> EXERCISE DETAILS: What is the number of lines in the listing below that contain the string "risk"? Give that number only.

> INPUT DATA:

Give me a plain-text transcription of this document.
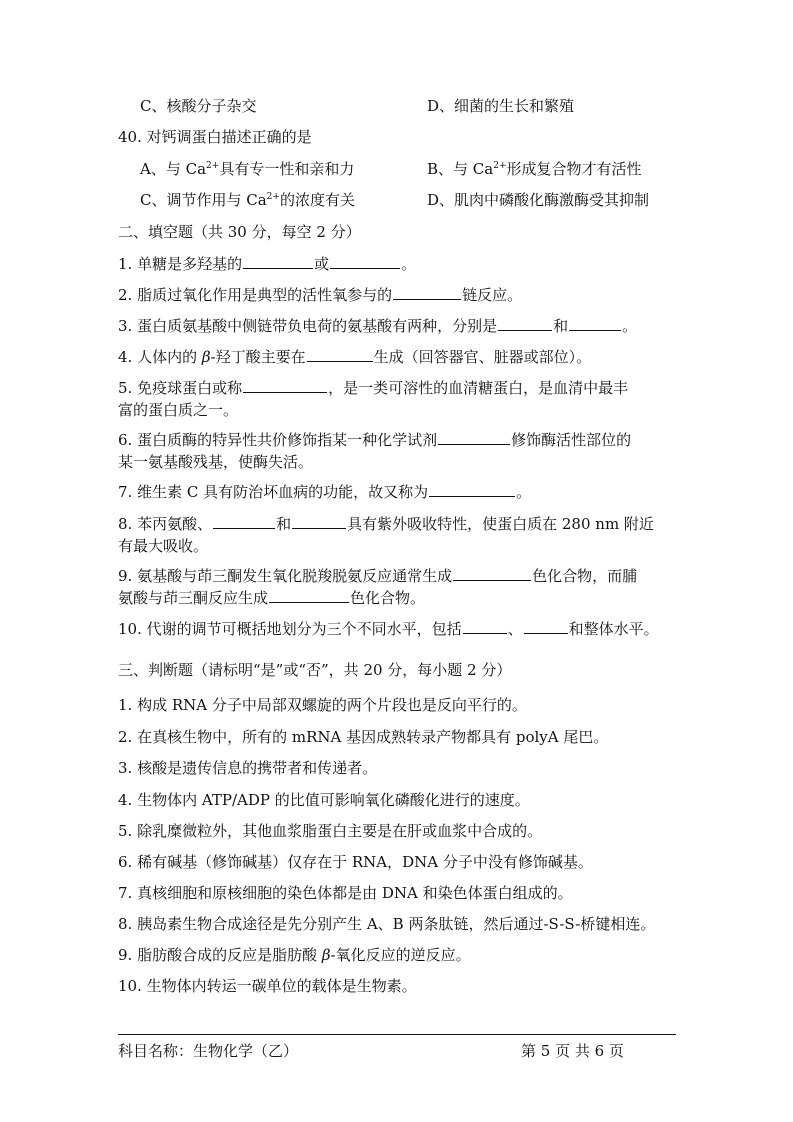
C、核酸分子杂交	D、细菌的生长和繁殖
40. 对钙调蛋白描述正确的是
A、与 $Ca^{2+}$具有专一性和亲和力	B、与 $Ca^{2+}$形成复合物才有活性
C、调节作用与 $Ca^{2+}$的浓度有关	D、肌肉中磷酸化酶激酶受其抑制
二、填空题（共 30 分，每空 2 分）
1. 单糖是多羟基的	或	。
2. 脂质过氧化作用是典型的活性氧参与的	链反应。
3. 蛋白质氨基酸中侧链带负电荷的氨基酸有两种，分别是	和	。
4. 人体内的 β-羟丁酸主要在	生成（回答器官、脏器或部位）。
5. 免疫球蛋白或称	，是一类可溶性的血清糖蛋白，是血清中最丰
富的蛋白质之一。
6. 蛋白质酶的特异性共价修饰指某一种化学试剂	修饰酶活性部位的
某一氨基酸残基，使酶失活。
7. 维生素 C 具有防治坏血病的功能，故又称为	。
8. 苯丙氨酸、	和	具有紫外吸收特性，使蛋白质在 280 nm 附近
有最大吸收。
9. 氨基酸与茚三酮发生氧化脱羧脱氨反应通常生成	色化合物，而脯
氨酸与茚三酮反应生成	色化合物。
10. 代谢的调节可概括地划分为三个不同水平，包括	、	和整体水平。
三、判断题（请标明“是”或“否”，共 20 分，每小题 2 分）
1. 构成 RNA 分子中局部双螺旋的两个片段也是反向平行的。
2. 在真核生物中，所有的 mRNA 基因成熟转录产物都具有 polyA 尾巴。
3. 核酸是遗传信息的携带者和传递者。
4. 生物体内 ATP/ADP 的比值可影响氧化磷酸化进行的速度。
5. 除乳糜微粒外，其他血浆脂蛋白主要是在肝或血浆中合成的。
6. 稀有碱基（修饰碱基）仅存在于 RNA，DNA 分子中没有修饰碱基。
7. 真核细胞和原核细胞的染色体都是由 DNA 和染色体蛋白组成的。
8. 胰岛素生物合成途径是先分别产生 A、B 两条肽链，然后通过-S-S-桥键相连。
9. 脂肪酸合成的反应是脂肪酸 β-氧化反应的逆反应。
10. 生物体内转运一碳单位的载体是生物素。
科目名称：生物化学（乙）	第 5 页 共 6 页
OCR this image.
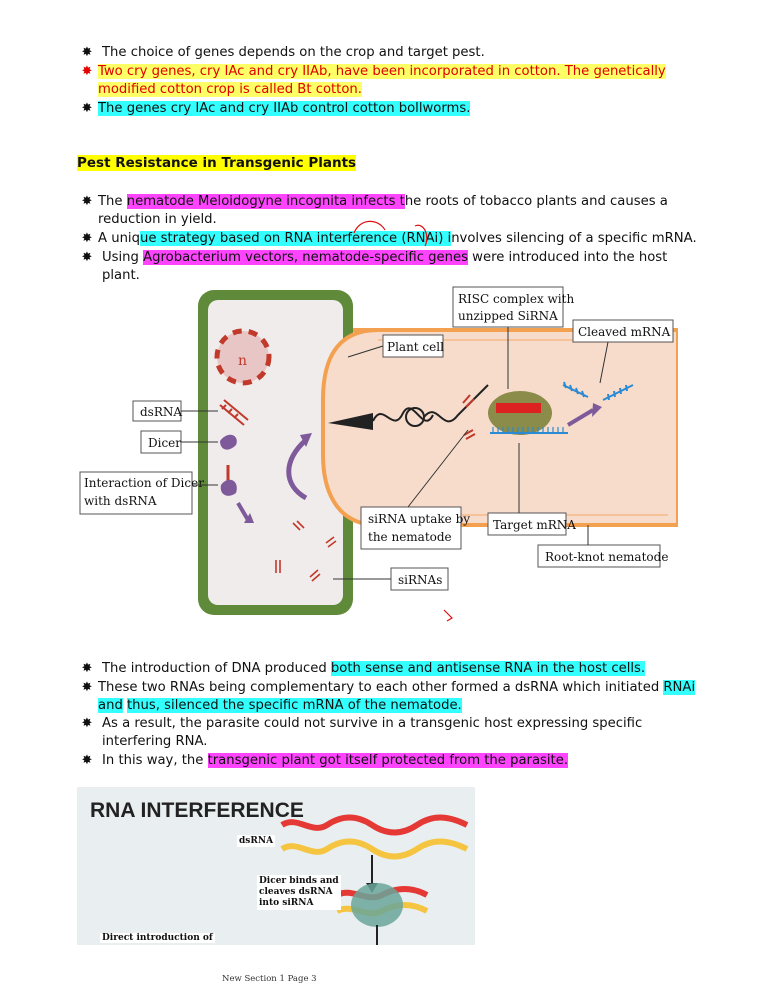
✸ The choice of genes depends on the crop and target pest.
✸ Two cry genes, cry IAc and cry IIAb, have been incorporated in cotton. The genetically modified cotton crop is called Bt cotton.
✸ The genes cry IAc and cry IIAb control cotton bollworms.
Pest Resistance in Transgenic Plants
✸ The nematode Meloidogyne incognita infects the roots of tobacco plants and causes a reduction in yield.
✸ A unique strategy based on RNA interference (RNAi) involves silencing of a specific mRNA.
✸ Using Agrobacterium vectors, nematode-specific genes were introduced into the host plant.
n
RISC complex with
unzipped SiRNA
Cleaved mRNA
Plant cell
dsRNA
Dicer
Interaction of Dicer
with dsRNA
siRNA uptake by
the nematode
Target mRNA
Root-knot nematode
siRNAs
✸ The introduction of DNA produced both sense and antisense RNA in the host cells.
✸ These two RNAs being complementary to each other formed a dsRNA which initiated RNAi and thus, silenced the specific mRNA of the nematode.
✸ As a result, the parasite could not survive in a transgenic host expressing specific interfering RNA.
✸ In this way, the transgenic plant got itself protected from the parasite.
RNA INTERFERENCE
dsRNA
Dicer binds and
cleaves dsRNA
into siRNA
Direct introduction of
New Section 1 Page 3
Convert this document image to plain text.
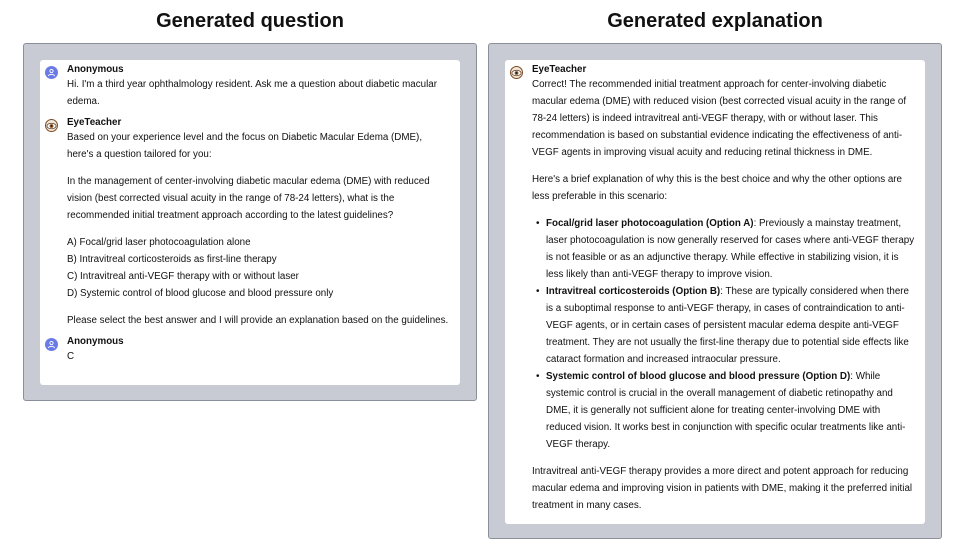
Generated question	Generated explanation
Anonymous

Hi. I'm a third year ophthalmology resident. Ask me a question about diabetic macular edema.

EyeTeacher

Based on your experience level and the focus on Diabetic Macular Edema (DME), here's a question tailored for you:

In the management of center-involving diabetic macular edema (DME) with reduced vision (best corrected visual acuity in the range of 78-24 letters), what is the recommended initial treatment approach according to the latest guidelines?

A) Focal/grid laser photocoagulation alone

B) Intravitreal corticosteroids as first-line therapy

C) Intravitreal anti-VEGF therapy with or without laser

D) Systemic control of blood glucose and blood pressure only

Please select the best answer and I will provide an explanation based on the guidelines.

Anonymous

C

EyeTeacher

Correct! The recommended initial treatment approach for center-involving diabetic macular edema (DME) with reduced vision (best corrected visual acuity in the range of 78-24 letters) is indeed intravitreal anti-VEGF therapy, with or without laser. This recommendation is based on substantial evidence indicating the effectiveness of anti-VEGF agents in improving visual acuity and reducing retinal thickness in DME.

Here's a brief explanation of why this is the best choice and why the other options are less preferable in this scenario:

• Focal/grid laser photocoagulation (Option A): Previously a mainstay treatment, laser photocoagulation is now generally reserved for cases where anti-VEGF therapy is not feasible or as an adjunctive therapy. While effective in stabilizing vision, it is less likely than anti-VEGF therapy to improve vision.
• Intravitreal corticosteroids (Option B): These are typically considered when there is a suboptimal response to anti-VEGF therapy, in cases of contraindication to anti-VEGF agents, or in certain cases of persistent macular edema despite anti-VEGF treatment. They are not usually the first-line therapy due to potential side effects like cataract formation and increased intraocular pressure.
• Systemic control of blood glucose and blood pressure (Option D): While systemic control is crucial in the overall management of diabetic retinopathy and DME, it is generally not sufficient alone for treating center-involving DME with reduced vision. It works best in conjunction with specific ocular treatments like anti-VEGF therapy.

Intravitreal anti-VEGF therapy provides a more direct and potent approach for reducing macular edema and improving vision in patients with DME, making it the preferred initial treatment in many cases.
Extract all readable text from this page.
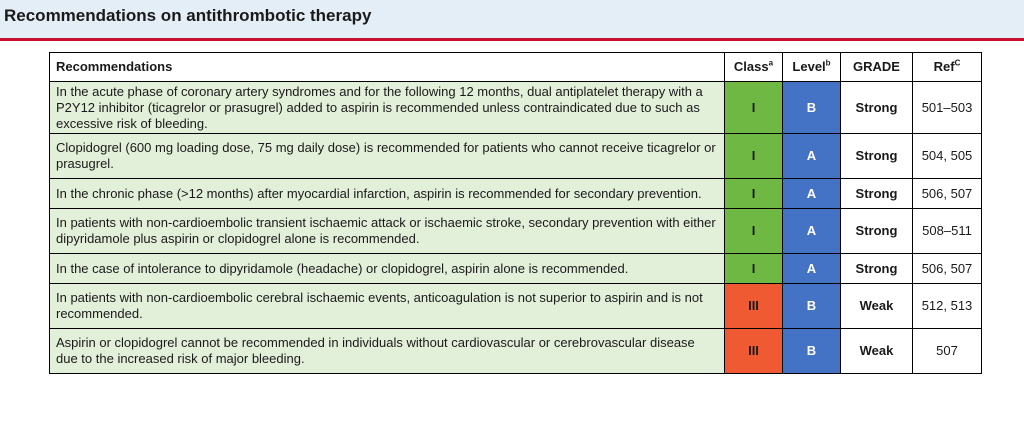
Recommendations on antithrombotic therapy
Recommendations	Class$^a$	Level$^b$	GRADE	Ref$^C$
In the acute phase of coronary artery syndromes and for the following 12 months, dual antiplatelet therapy with a P2Y12 inhibitor (ticagrelor or prasugrel) added to aspirin is recommended unless contraindicated due to such as excessive risk of bleeding.	I	B	Strong	501–503
Clopidogrel (600 mg loading dose, 75 mg daily dose) is recommended for patients who cannot receive ticagrelor or prasugrel.	I	A	Strong	504, 505
In the chronic phase (>12 months) after myocardial infarction, aspirin is recommended for secondary prevention.	I	A	Strong	506, 507
In patients with non-cardioembolic transient ischaemic attack or ischaemic stroke, secondary prevention with either dipyridamole plus aspirin or clopidogrel alone is recommended.	I	A	Strong	508–511
In the case of intolerance to dipyridamole (headache) or clopidogrel, aspirin alone is recommended.	I	A	Strong	506, 507
In patients with non-cardioembolic cerebral ischaemic events, anticoagulation is not superior to aspirin and is not recommended.	III	B	Weak	512, 513
Aspirin or clopidogrel cannot be recommended in individuals without cardiovascular or cerebrovascular disease due to the increased risk of major bleeding.	III	B	Weak	507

> RESULT OF THIS TASK: 2